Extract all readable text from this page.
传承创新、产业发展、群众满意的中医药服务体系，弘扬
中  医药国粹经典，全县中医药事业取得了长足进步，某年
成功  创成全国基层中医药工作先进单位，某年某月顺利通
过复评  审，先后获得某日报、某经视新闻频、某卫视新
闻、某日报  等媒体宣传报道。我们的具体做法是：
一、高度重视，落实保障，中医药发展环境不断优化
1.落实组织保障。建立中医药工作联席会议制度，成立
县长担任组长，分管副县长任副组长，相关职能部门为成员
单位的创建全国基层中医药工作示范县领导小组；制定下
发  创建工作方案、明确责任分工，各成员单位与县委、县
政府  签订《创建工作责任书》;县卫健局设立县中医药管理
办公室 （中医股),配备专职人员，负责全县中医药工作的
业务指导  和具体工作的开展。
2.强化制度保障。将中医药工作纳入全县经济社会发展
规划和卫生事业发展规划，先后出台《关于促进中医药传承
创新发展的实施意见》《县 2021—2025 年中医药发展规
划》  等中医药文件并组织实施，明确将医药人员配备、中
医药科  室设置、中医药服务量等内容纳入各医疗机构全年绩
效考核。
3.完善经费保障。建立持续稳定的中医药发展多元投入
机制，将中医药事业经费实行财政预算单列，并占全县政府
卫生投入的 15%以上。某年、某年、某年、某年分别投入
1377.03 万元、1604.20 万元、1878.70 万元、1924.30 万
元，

...

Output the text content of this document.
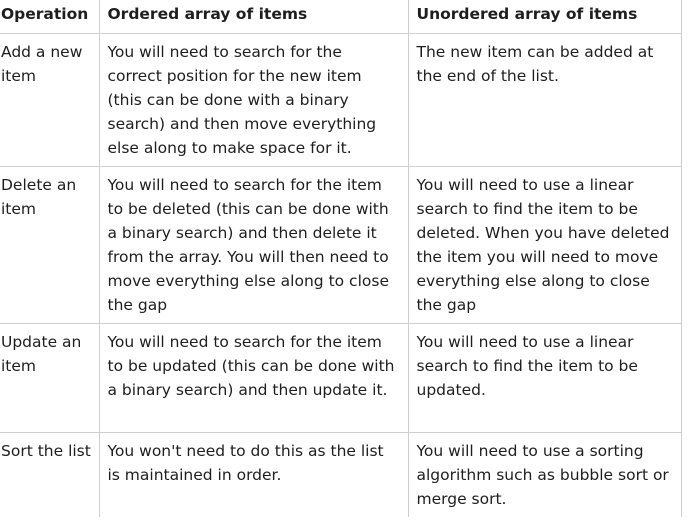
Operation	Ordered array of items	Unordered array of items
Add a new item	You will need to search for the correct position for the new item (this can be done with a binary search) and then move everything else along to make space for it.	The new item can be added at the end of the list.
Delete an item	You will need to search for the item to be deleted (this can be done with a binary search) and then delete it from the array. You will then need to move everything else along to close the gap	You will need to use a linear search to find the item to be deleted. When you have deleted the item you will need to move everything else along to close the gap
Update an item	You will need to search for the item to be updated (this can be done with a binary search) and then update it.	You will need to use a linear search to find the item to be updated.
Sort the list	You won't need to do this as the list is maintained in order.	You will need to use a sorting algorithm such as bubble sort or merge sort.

Task statement – State how many lines in the records above contain the word "search", giving only the number.

Written response – 3